### Task brief
Transcribe all of the records word for word, but omit the pictures.

### Material provided
◆ ◆ ◆ ◆ ◆ ◆ ◆

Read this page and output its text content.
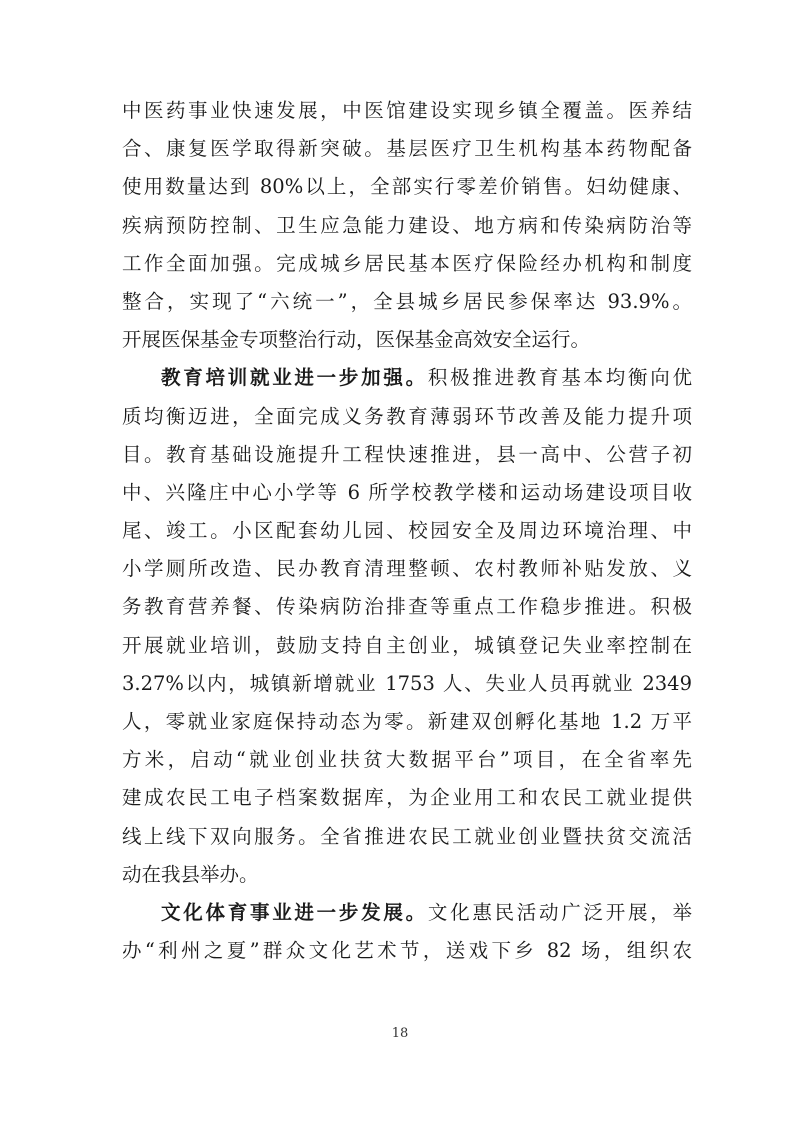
中医药事业快速发展，中医馆建设实现乡镇全覆盖。医养结
合、康复医学取得新突破。基层医疗卫生机构基本药物配备
使用数量达到 80%以上，全部实行零差价销售。妇幼健康、
疾病预防控制、卫生应急能力建设、地方病和传染病防治等
工作全面加强。完成城乡居民基本医疗保险经办机构和制度
整合，实现了“六统一”，全县城乡居民参保率达 93.9%。
开展医保基金专项整治行动，医保基金高效安全运行。
教育培训就业进一步加强。积极推进教育基本均衡向优
质均衡迈进，全面完成义务教育薄弱环节改善及能力提升项
目。教育基础设施提升工程快速推进，县一高中、公营子初
中、兴隆庄中心小学等 6 所学校教学楼和运动场建设项目收
尾、竣工。小区配套幼儿园、校园安全及周边环境治理、中
小学厕所改造、民办教育清理整顿、农村教师补贴发放、义
务教育营养餐、传染病防治排查等重点工作稳步推进。积极
开展就业培训，鼓励支持自主创业，城镇登记失业率控制在
3.27%以内，城镇新增就业 1753 人、失业人员再就业 2349
人，零就业家庭保持动态为零。新建双创孵化基地 1.2 万平
方米，启动“就业创业扶贫大数据平台”项目，在全省率先
建成农民工电子档案数据库，为企业用工和农民工就业提供
线上线下双向服务。全省推进农民工就业创业暨扶贫交流活
动在我县举办。
文化体育事业进一步发展。文化惠民活动广泛开展，举
办“利州之夏”群众文化艺术节，送戏下乡 82 场，组织农
18
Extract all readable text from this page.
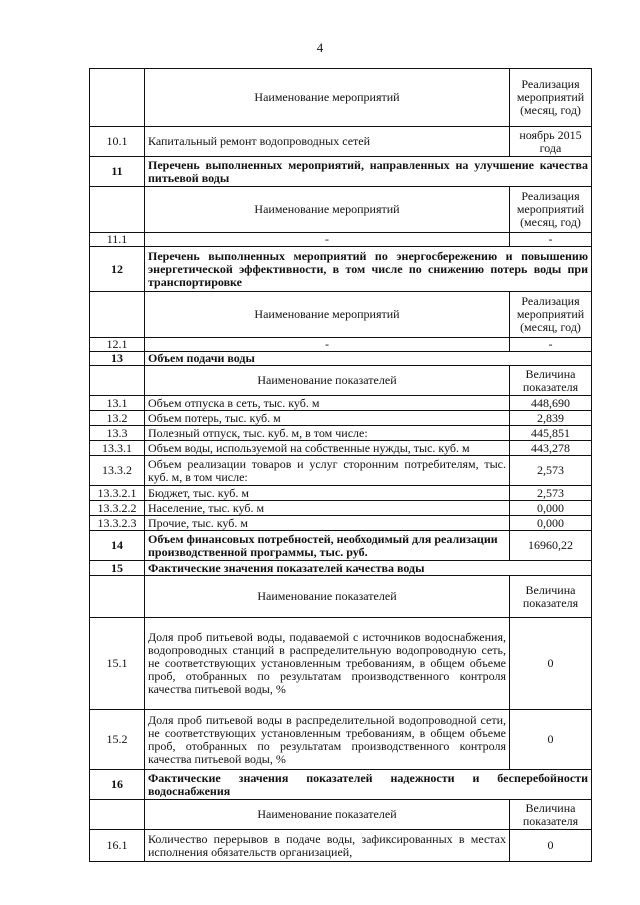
4
	Наименование мероприятий	Реализация мероприятий (месяц, год)
10.1	Капитальный ремонт водопроводных сетей	ноябрь 2015 года
11	Перечень выполненных мероприятий, направленных на улучшение качества питьевой воды	
	Наименование мероприятий	Реализация мероприятий (месяц, год)
11.1	-	-
12	Перечень выполненных мероприятий по энергосбережению и повышению энергетической эффективности, в том числе по снижению потерь воды при транспортировке	
	Наименование мероприятий	Реализация мероприятий (месяц, год)
12.1	-	-
13	Объем подачи воды	
	Наименование показателей	Величина показателя
13.1	Объем отпуска в сеть, тыс. куб. м	448,690
13.2	Объем потерь, тыс. куб. м	2,839
13.3	Полезный отпуск, тыс. куб. м, в том числе:	445,851
13.3.1	Объем воды, используемой на собственные нужды, тыс. куб. м	443,278
13.3.2	Объем реализации товаров и услуг сторонним потребителям, тыс. куб. м, в том числе:	2,573
13.3.2.1	Бюджет, тыс. куб. м	2,573
13.3.2.2	Население, тыс. куб. м	0,000
13.3.2.3	Прочие, тыс. куб. м	0,000
14	Объем финансовых потребностей, необходимый для реализации производственной программы, тыс. руб.	16960,22
15	Фактические значения показателей качества воды	
	Наименование показателей	Величина показателя
15.1	Доля проб питьевой воды, подаваемой с источников водоснабжения, водопроводных станций в распределительную водопроводную сеть, не соответствующих установленным требованиям, в общем объеме проб, отобранных по результатам производственного контроля качества питьевой воды, %	0
15.2	Доля проб питьевой воды в распределительной водопроводной сети, не соответствующих установленным требованиям, в общем объеме проб, отобранных по результатам производственного контроля качества питьевой воды, %	0
16	Фактические значения показателей надежности и бесперебойности водоснабжения	
	Наименование показателей	Величина показателя
16.1	Количество перерывов в подаче воды, зафиксированных в местах исполнения обязательств организацией,	0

◆ ◆ ◆ ◆ ◆ ◆ ◆

### Finished exercise
Read this page and output its text content.
中医药事业快速发展，中医馆建设实现乡镇全覆盖。医养结
合、康复医学取得新突破。基层医疗卫生机构基本药物配备
使用数量达到 80%以上，全部实行零差价销售。妇幼健康、
疾病预防控制、卫生应急能力建设、地方病和传染病防治等
工作全面加强。完成城乡居民基本医疗保险经办机构和制度
整合，实现了“六统一”，全县城乡居民参保率达 93.9%。
开展医保基金专项整治行动，医保基金高效安全运行。
教育培训就业进一步加强。积极推进教育基本均衡向优
质均衡迈进，全面完成义务教育薄弱环节改善及能力提升项
目。教育基础设施提升工程快速推进，县一高中、公营子初
中、兴隆庄中心小学等 6 所学校教学楼和运动场建设项目收
尾、竣工。小区配套幼儿园、校园安全及周边环境治理、中
小学厕所改造、民办教育清理整顿、农村教师补贴发放、义
务教育营养餐、传染病防治排查等重点工作稳步推进。积极
开展就业培训，鼓励支持自主创业，城镇登记失业率控制在
3.27%以内，城镇新增就业 1753 人、失业人员再就业 2349
人，零就业家庭保持动态为零。新建双创孵化基地 1.2 万平
方米，启动“就业创业扶贫大数据平台”项目，在全省率先
建成农民工电子档案数据库，为企业用工和农民工就业提供
线上线下双向服务。全省推进农民工就业创业暨扶贫交流活
动在我县举办。
文化体育事业进一步发展。文化惠民活动广泛开展，举
办“利州之夏”群众文化艺术节，送戏下乡 82 场，组织农
18
Extract all readable text from this page.
4
	Наименование мероприятий	Реализация мероприятий (месяц, год)
10.1	Капитальный ремонт водопроводных сетей	ноябрь 2015 года
11	Перечень выполненных мероприятий, направленных на улучшение качества питьевой воды	
	Наименование мероприятий	Реализация мероприятий (месяц, год)
11.1	-	-
12	Перечень выполненных мероприятий по энергосбережению и повышению энергетической эффективности, в том числе по снижению потерь воды при транспортировке	
	Наименование мероприятий	Реализация мероприятий (месяц, год)
12.1	-	-
13	Объем подачи воды	
	Наименование показателей	Величина показателя
13.1	Объем отпуска в сеть, тыс. куб. м	448,690
13.2	Объем потерь, тыс. куб. м	2,839
13.3	Полезный отпуск, тыс. куб. м, в том числе:	445,851
13.3.1	Объем воды, используемой на собственные нужды, тыс. куб. м	443,278
13.3.2	Объем реализации товаров и услуг сторонним потребителям, тыс. куб. м, в том числе:	2,573
13.3.2.1	Бюджет, тыс. куб. м	2,573
13.3.2.2	Население, тыс. куб. м	0,000
13.3.2.3	Прочие, тыс. куб. м	0,000
14	Объем финансовых потребностей, необходимый для реализации производственной программы, тыс. руб.	16960,22
15	Фактические значения показателей качества воды	
	Наименование показателей	Величина показателя
15.1	Доля проб питьевой воды, подаваемой с источников водоснабжения, водопроводных станций в распределительную водопроводную сеть, не соответствующих установленным требованиям, в общем объеме проб, отобранных по результатам производственного контроля качества питьевой воды, %	0
15.2	Доля проб питьевой воды в распределительной водопроводной сети, не соответствующих установленным требованиям, в общем объеме проб, отобранных по результатам производственного контроля качества питьевой воды, %	0
16	Фактические значения показателей надежности и бесперебойности водоснабжения	
	Наименование показателей	Величина показателя
16.1	Количество перерывов в подаче воды, зафиксированных в местах исполнения обязательств организацией,	0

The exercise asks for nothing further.